**EXERCISE TASK:** Reproduce all records exactly.

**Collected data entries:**
════════════════

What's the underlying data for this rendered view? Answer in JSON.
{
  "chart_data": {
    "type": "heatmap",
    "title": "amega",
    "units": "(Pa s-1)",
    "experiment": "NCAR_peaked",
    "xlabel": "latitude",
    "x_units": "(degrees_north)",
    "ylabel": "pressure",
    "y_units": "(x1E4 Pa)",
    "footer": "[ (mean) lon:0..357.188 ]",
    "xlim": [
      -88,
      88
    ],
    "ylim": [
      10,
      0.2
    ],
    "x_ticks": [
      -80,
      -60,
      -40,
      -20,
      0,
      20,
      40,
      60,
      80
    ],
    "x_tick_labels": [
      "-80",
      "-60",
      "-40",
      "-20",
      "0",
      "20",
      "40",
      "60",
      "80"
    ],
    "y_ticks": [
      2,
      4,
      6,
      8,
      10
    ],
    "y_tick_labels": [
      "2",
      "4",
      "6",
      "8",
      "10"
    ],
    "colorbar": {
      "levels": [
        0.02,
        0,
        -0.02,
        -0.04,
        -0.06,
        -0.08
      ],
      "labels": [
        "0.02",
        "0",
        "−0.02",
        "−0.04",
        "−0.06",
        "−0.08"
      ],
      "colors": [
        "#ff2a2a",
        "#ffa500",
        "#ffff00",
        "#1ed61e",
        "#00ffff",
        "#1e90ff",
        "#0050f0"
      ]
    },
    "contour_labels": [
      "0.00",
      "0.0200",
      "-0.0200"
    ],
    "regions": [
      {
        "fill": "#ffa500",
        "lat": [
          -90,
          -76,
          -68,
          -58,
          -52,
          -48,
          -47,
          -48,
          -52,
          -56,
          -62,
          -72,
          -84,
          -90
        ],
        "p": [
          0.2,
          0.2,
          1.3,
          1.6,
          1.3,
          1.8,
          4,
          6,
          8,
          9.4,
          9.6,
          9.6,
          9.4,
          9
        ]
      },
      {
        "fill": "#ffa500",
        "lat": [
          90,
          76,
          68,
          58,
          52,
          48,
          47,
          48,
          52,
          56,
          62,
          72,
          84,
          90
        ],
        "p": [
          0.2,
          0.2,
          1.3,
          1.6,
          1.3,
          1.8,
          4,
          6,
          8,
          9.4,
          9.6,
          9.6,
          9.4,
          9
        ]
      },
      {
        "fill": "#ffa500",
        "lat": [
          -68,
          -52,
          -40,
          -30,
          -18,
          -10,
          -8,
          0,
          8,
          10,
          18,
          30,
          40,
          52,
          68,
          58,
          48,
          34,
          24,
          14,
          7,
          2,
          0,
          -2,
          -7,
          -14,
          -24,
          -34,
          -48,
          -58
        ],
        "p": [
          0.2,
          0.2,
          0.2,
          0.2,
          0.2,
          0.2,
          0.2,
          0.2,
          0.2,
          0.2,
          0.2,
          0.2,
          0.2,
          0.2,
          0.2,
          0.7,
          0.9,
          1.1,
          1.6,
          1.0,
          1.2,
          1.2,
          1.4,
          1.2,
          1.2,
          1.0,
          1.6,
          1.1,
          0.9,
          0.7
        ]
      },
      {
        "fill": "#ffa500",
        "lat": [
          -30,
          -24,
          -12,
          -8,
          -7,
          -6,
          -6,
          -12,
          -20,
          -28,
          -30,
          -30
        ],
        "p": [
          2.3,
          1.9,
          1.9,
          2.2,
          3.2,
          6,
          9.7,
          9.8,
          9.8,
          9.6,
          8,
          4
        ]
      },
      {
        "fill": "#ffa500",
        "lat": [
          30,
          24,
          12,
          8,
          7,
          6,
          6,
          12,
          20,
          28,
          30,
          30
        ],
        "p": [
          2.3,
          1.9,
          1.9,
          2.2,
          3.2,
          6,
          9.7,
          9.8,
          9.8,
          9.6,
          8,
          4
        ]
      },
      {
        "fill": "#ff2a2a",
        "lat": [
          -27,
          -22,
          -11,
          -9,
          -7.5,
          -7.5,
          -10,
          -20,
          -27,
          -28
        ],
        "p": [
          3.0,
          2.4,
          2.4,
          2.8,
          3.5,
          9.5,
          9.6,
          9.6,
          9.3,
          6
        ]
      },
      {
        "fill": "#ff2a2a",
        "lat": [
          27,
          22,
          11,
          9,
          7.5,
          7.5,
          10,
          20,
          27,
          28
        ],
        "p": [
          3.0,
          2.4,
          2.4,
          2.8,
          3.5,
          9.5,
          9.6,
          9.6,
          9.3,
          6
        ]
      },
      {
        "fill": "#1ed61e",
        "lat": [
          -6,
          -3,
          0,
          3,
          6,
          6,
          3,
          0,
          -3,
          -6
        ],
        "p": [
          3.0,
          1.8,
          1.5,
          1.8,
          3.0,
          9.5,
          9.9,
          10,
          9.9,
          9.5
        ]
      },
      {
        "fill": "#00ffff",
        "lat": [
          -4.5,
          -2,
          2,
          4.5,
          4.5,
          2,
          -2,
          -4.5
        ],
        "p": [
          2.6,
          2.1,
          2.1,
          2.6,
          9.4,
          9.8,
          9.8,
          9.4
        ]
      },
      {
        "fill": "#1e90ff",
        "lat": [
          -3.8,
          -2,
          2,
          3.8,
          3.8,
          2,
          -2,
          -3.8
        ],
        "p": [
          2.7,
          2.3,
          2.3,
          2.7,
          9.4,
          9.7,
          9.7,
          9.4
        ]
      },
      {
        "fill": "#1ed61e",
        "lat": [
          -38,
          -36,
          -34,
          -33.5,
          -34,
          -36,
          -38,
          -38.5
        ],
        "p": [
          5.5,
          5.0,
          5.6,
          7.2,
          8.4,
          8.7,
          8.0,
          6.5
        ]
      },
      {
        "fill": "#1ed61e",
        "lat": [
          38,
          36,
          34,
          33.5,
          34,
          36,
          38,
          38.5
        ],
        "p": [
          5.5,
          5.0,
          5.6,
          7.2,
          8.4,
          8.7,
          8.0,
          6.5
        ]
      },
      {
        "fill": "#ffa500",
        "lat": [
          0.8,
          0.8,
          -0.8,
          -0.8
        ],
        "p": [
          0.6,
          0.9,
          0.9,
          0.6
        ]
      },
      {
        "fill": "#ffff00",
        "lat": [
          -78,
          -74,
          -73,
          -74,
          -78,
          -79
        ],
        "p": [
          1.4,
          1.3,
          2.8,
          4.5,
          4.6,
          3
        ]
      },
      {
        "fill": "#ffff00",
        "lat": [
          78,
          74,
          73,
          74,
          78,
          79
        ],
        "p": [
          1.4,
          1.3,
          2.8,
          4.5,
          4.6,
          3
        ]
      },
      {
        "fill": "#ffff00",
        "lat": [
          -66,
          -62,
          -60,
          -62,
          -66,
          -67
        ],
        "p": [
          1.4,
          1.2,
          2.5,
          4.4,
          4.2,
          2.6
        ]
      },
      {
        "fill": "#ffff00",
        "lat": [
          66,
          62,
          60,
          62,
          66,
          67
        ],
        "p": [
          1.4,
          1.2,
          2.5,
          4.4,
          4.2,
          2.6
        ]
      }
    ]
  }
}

════════════════

**RESPONSE FOR THIS EXERCISE:**
What's the underlying data for this rendered view? Answer in JSON.
{
  "chart_data": {
    "type": "heatmap",
    "title": "amega",
    "units": "(Pa s-1)",
    "experiment": "NCAR_peaked",
    "xlabel": "latitude",
    "x_units": "(degrees_north)",
    "ylabel": "pressure",
    "y_units": "(x1E4 Pa)",
    "footer": "[ (mean) lon:0..357.188 ]",
    "xlim": [
      -88,
      88
    ],
    "ylim": [
      10,
      0.2
    ],
    "x_ticks": [
      -80,
      -60,
      -40,
      -20,
      0,
      20,
      40,
      60,
      80
    ],
    "x_tick_labels": [
      "-80",
      "-60",
      "-40",
      "-20",
      "0",
      "20",
      "40",
      "60",
      "80"
    ],
    "y_ticks": [
      2,
      4,
      6,
      8,
      10
    ],
    "y_tick_labels": [
      "2",
      "4",
      "6",
      "8",
      "10"
    ],
    "colorbar": {
      "levels": [
        0.02,
        0,
        -0.02,
        -0.04,
        -0.06,
        -0.08
      ],
      "labels": [
        "0.02",
        "0",
        "−0.02",
        "−0.04",
        "−0.06",
        "−0.08"
      ],
      "colors": [
        "#ff2a2a",
        "#ffa500",
        "#ffff00",
        "#1ed61e",
        "#00ffff",
        "#1e90ff",
        "#0050f0"
      ]
    },
    "contour_labels": [
      "0.00",
      "0.0200",
      "-0.0200"
    ],
    "regions": [
      {
        "fill": "#ffa500",
        "lat": [
          -90,
          -76,
          -68,
          -58,
          -52,
          -48,
          -47,
          -48,
          -52,
          -56,
          -62,
          -72,
          -84,
          -90
        ],
        "p": [
          0.2,
          0.2,
          1.3,
          1.6,
          1.3,
          1.8,
          4,
          6,
          8,
          9.4,
          9.6,
          9.6,
          9.4,
          9
        ]
      },
      {
        "fill": "#ffa500",
        "lat": [
          90,
          76,
          68,
          58,
          52,
          48,
          47,
          48,
          52,
          56,
          62,
          72,
          84,
          90
        ],
        "p": [
          0.2,
          0.2,
          1.3,
          1.6,
          1.3,
          1.8,
          4,
          6,
          8,
          9.4,
          9.6,
          9.6,
          9.4,
          9
        ]
      },
      {
        "fill": "#ffa500",
        "lat": [
          -68,
          -52,
          -40,
          -30,
          -18,
          -10,
          -8,
          0,
          8,
          10,
          18,
          30,
          40,
          52,
          68,
          58,
          48,
          34,
          24,
          14,
          7,
          2,
          0,
          -2,
          -7,
          -14,
          -24,
          -34,
          -48,
          -58
        ],
        "p": [
          0.2,
          0.2,
          0.2,
          0.2,
          0.2,
          0.2,
          0.2,
          0.2,
          0.2,
          0.2,
          0.2,
          0.2,
          0.2,
          0.2,
          0.2,
          0.7,
          0.9,
          1.1,
          1.6,
          1.0,
          1.2,
          1.2,
          1.4,
          1.2,
          1.2,
          1.0,
          1.6,
          1.1,
          0.9,
          0.7
        ]
      },
      {
        "fill": "#ffa500",
        "lat": [
          -30,
          -24,
          -12,
          -8,
          -7,
          -6,
          -6,
          -12,
          -20,
          -28,
          -30,
          -30
        ],
        "p": [
          2.3,
          1.9,
          1.9,
          2.2,
          3.2,
          6,
          9.7,
          9.8,
          9.8,
          9.6,
          8,
          4
        ]
      },
      {
        "fill": "#ffa500",
        "lat": [
          30,
          24,
          12,
          8,
          7,
          6,
          6,
          12,
          20,
          28,
          30,
          30
        ],
        "p": [
          2.3,
          1.9,
          1.9,
          2.2,
          3.2,
          6,
          9.7,
          9.8,
          9.8,
          9.6,
          8,
          4
        ]
      },
      {
        "fill": "#ff2a2a",
        "lat": [
          -27,
          -22,
          -11,
          -9,
          -7.5,
          -7.5,
          -10,
          -20,
          -27,
          -28
        ],
        "p": [
          3.0,
          2.4,
          2.4,
          2.8,
          3.5,
          9.5,
          9.6,
          9.6,
          9.3,
          6
        ]
      },
      {
        "fill": "#ff2a2a",
        "lat": [
          27,
          22,
          11,
          9,
          7.5,
          7.5,
          10,
          20,
          27,
          28
        ],
        "p": [
          3.0,
          2.4,
          2.4,
          2.8,
          3.5,
          9.5,
          9.6,
          9.6,
          9.3,
          6
        ]
      },
      {
        "fill": "#1ed61e",
        "lat": [
          -6,
          -3,
          0,
          3,
          6,
          6,
          3,
          0,
          -3,
          -6
        ],
        "p": [
          3.0,
          1.8,
          1.5,
          1.8,
          3.0,
          9.5,
          9.9,
          10,
          9.9,
          9.5
        ]
      },
      {
        "fill": "#00ffff",
        "lat": [
          -4.5,
          -2,
          2,
          4.5,
          4.5,
          2,
          -2,
          -4.5
        ],
        "p": [
          2.6,
          2.1,
          2.1,
          2.6,
          9.4,
          9.8,
          9.8,
          9.4
        ]
      },
      {
        "fill": "#1e90ff",
        "lat": [
          -3.8,
          -2,
          2,
          3.8,
          3.8,
          2,
          -2,
          -3.8
        ],
        "p": [
          2.7,
          2.3,
          2.3,
          2.7,
          9.4,
          9.7,
          9.7,
          9.4
        ]
      },
      {
        "fill": "#1ed61e",
        "lat": [
          -38,
          -36,
          -34,
          -33.5,
          -34,
          -36,
          -38,
          -38.5
        ],
        "p": [
          5.5,
          5.0,
          5.6,
          7.2,
          8.4,
          8.7,
          8.0,
          6.5
        ]
      },
      {
        "fill": "#1ed61e",
        "lat": [
          38,
          36,
          34,
          33.5,
          34,
          36,
          38,
          38.5
        ],
        "p": [
          5.5,
          5.0,
          5.6,
          7.2,
          8.4,
          8.7,
          8.0,
          6.5
        ]
      },
      {
        "fill": "#ffa500",
        "lat": [
          0.8,
          0.8,
          -0.8,
          -0.8
        ],
        "p": [
          0.6,
          0.9,
          0.9,
          0.6
        ]
      },
      {
        "fill": "#ffff00",
        "lat": [
          -78,
          -74,
          -73,
          -74,
          -78,
          -79
        ],
        "p": [
          1.4,
          1.3,
          2.8,
          4.5,
          4.6,
          3
        ]
      },
      {
        "fill": "#ffff00",
        "lat": [
          78,
          74,
          73,
          74,
          78,
          79
        ],
        "p": [
          1.4,
          1.3,
          2.8,
          4.5,
          4.6,
          3
        ]
      },
      {
        "fill": "#ffff00",
        "lat": [
          -66,
          -62,
          -60,
          -62,
          -66,
          -67
        ],
        "p": [
          1.4,
          1.2,
          2.5,
          4.4,
          4.2,
          2.6
        ]
      },
      {
        "fill": "#ffff00",
        "lat": [
          66,
          62,
          60,
          62,
          66,
          67
        ],
        "p": [
          1.4,
          1.2,
          2.5,
          4.4,
          4.2,
          2.6
        ]
      }
    ]
  }
}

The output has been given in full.